SET TASK: Provide the number of lines where the word "pneumatico" occurs, and no other text.

Saved entries:
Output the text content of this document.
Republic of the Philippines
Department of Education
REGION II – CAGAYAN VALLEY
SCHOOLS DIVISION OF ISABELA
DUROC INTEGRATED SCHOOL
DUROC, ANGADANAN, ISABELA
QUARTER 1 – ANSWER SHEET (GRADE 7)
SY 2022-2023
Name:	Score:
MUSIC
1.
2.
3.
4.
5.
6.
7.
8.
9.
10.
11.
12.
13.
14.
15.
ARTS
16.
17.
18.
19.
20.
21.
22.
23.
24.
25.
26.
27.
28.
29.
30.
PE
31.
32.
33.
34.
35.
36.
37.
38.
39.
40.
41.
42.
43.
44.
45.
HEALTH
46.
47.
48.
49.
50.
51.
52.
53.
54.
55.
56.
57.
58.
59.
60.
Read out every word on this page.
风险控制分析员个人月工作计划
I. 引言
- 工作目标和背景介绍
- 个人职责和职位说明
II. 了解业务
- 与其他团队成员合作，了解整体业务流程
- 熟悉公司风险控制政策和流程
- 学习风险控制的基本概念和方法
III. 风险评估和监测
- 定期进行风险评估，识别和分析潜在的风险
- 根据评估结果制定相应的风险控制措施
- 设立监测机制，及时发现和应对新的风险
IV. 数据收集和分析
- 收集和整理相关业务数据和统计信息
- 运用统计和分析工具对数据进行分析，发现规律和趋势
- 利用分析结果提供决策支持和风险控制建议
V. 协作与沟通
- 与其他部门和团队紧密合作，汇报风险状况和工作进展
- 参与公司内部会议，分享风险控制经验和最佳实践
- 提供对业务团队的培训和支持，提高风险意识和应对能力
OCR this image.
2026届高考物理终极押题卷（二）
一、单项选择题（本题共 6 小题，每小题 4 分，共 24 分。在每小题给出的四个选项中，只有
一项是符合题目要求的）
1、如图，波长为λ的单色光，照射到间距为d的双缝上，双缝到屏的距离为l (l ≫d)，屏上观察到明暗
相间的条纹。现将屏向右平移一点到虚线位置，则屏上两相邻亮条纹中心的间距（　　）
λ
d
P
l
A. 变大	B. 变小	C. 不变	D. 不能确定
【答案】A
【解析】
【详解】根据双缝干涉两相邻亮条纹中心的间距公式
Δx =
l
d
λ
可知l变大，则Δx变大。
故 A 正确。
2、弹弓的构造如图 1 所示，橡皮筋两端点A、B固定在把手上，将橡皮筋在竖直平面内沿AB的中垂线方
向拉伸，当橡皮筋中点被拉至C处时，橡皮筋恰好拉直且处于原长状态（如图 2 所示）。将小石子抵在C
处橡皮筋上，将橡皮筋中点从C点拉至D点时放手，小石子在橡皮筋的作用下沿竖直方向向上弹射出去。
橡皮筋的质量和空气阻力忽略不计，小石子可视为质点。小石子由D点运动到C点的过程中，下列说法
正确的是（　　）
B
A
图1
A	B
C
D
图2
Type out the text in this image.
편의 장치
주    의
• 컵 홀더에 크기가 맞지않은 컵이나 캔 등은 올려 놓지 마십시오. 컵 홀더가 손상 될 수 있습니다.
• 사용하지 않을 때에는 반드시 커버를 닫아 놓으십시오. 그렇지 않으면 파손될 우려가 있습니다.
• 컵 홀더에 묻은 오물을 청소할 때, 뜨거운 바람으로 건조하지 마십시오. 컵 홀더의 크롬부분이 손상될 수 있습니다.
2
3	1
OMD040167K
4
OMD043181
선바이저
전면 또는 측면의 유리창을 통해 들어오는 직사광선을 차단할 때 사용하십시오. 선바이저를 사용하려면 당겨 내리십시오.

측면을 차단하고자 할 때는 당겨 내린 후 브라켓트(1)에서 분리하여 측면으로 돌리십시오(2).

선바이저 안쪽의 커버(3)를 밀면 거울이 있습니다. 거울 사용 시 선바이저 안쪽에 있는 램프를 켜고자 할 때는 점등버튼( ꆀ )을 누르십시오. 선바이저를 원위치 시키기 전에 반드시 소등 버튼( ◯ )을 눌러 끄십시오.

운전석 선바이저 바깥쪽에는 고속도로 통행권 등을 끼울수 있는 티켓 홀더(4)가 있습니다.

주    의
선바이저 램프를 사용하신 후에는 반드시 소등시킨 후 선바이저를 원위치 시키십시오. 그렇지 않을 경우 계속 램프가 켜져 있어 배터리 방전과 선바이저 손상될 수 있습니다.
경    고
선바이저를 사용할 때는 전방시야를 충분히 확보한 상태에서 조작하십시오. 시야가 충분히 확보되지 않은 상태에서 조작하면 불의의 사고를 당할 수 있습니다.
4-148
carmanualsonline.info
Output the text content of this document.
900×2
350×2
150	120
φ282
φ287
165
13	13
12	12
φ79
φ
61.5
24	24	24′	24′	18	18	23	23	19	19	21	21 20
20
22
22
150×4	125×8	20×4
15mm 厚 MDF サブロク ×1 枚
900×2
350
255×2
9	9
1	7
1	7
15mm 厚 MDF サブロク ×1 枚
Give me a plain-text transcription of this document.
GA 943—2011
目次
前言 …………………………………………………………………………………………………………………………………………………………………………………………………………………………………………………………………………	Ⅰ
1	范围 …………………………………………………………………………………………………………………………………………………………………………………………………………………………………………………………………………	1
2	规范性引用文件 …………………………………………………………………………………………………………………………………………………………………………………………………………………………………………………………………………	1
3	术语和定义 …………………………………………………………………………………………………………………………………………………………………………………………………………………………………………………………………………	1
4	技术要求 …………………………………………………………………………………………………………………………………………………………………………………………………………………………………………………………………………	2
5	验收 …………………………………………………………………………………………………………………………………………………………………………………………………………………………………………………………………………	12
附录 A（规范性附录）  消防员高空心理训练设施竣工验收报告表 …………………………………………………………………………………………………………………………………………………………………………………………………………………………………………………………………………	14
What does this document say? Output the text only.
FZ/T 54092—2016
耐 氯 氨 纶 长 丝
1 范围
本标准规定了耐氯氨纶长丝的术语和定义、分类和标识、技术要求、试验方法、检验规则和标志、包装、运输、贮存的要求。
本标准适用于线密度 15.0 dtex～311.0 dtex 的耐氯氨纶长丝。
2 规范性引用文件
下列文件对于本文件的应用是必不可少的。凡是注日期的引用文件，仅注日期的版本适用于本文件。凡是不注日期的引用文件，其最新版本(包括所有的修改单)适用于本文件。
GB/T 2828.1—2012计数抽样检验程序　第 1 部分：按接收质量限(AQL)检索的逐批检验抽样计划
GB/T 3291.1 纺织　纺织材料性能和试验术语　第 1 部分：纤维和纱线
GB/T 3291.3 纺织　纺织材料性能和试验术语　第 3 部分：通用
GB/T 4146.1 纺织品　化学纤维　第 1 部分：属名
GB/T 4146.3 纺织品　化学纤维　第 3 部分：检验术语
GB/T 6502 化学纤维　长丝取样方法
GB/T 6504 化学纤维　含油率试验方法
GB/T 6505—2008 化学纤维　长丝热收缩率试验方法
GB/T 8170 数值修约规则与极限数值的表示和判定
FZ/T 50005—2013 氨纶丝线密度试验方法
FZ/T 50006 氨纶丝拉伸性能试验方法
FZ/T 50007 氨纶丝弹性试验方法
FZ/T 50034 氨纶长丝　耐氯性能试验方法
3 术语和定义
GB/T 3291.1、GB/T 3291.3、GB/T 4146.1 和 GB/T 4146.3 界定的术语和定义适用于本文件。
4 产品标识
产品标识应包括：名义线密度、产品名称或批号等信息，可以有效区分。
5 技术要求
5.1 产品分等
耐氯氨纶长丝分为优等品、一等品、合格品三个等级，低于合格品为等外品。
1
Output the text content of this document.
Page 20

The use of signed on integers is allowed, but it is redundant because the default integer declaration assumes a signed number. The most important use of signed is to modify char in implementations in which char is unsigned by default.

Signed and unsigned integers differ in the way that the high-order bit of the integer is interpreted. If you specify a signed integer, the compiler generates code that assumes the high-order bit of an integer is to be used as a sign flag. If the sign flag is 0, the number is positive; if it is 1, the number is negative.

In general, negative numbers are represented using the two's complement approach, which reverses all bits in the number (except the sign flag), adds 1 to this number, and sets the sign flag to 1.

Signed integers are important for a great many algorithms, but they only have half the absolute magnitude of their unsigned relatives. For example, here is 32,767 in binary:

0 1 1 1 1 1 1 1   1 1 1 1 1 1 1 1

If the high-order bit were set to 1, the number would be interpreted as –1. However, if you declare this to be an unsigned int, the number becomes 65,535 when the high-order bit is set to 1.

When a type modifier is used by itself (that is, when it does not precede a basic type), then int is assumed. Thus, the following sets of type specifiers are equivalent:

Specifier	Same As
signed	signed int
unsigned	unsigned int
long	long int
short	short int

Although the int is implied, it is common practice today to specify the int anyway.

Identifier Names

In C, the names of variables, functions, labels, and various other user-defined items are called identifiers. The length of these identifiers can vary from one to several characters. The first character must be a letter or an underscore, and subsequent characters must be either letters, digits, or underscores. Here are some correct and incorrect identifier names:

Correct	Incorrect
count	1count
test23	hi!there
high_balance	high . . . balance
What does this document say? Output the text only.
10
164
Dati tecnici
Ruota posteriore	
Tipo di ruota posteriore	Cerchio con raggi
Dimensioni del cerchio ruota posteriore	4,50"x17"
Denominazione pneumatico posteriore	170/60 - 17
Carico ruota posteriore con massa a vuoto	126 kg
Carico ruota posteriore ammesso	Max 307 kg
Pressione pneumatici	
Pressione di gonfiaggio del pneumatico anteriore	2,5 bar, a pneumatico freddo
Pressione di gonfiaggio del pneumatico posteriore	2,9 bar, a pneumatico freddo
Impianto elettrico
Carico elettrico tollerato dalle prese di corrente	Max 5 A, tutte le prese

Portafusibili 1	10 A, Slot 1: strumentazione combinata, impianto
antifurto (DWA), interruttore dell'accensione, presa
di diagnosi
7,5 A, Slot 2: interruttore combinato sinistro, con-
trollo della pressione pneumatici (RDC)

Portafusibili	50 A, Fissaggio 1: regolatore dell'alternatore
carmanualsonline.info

CORRECT ANSWER: 3